:: WHAT THE TASK REQUIRES ::
Every record must be transcribed in its entirety, apart from the images, which are to be omitted.
-- BEGIN --
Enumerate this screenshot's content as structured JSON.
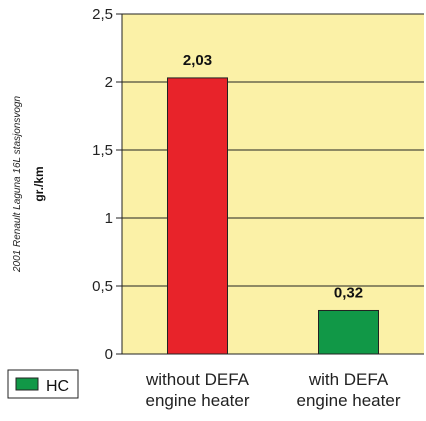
{
  "chart_data": {
    "type": "bar",
    "categories": [
      [
        "without DEFA",
        "engine heater"
      ],
      [
        "with DEFA",
        "engine heater"
      ]
    ],
    "values": [
      2.03,
      0.32
    ],
    "value_labels": [
      "2,03",
      "0,32"
    ],
    "bar_colors": [
      "#e8232a",
      "#119847"
    ],
    "ylabel": "gr./km",
    "side_note": "2001 Renault Laguna 16L stasjonsvogn",
    "ylim": [
      0,
      2.5
    ],
    "yticks": [
      0,
      0.5,
      1,
      1.5,
      2,
      2.5
    ],
    "ytick_labels": [
      "0",
      "0,5",
      "1",
      "1,5",
      "2",
      "2,5"
    ],
    "grid": true,
    "plot_background": "#fbf1a7",
    "legend": {
      "placement": "bottom-left",
      "entries": [
        {
          "name": "HC",
          "color": "#119847"
        }
      ]
    }
  }
}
-- END --
:: TASK RESPONSE ::
Enumerate this screenshot's content as structured JSON.
{
  "chart_data": {
    "type": "bar",
    "categories": [
      [
        "without DEFA",
        "engine heater"
      ],
      [
        "with DEFA",
        "engine heater"
      ]
    ],
    "values": [
      2.03,
      0.32
    ],
    "value_labels": [
      "2,03",
      "0,32"
    ],
    "bar_colors": [
      "#e8232a",
      "#119847"
    ],
    "ylabel": "gr./km",
    "side_note": "2001 Renault Laguna 16L stasjonsvogn",
    "ylim": [
      0,
      2.5
    ],
    "yticks": [
      0,
      0.5,
      1,
      1.5,
      2,
      2.5
    ],
    "ytick_labels": [
      "0",
      "0,5",
      "1",
      "1,5",
      "2",
      "2,5"
    ],
    "grid": true,
    "plot_background": "#fbf1a7",
    "legend": {
      "placement": "bottom-left",
      "entries": [
        {
          "name": "HC",
          "color": "#119847"
        }
      ]
    }
  }
}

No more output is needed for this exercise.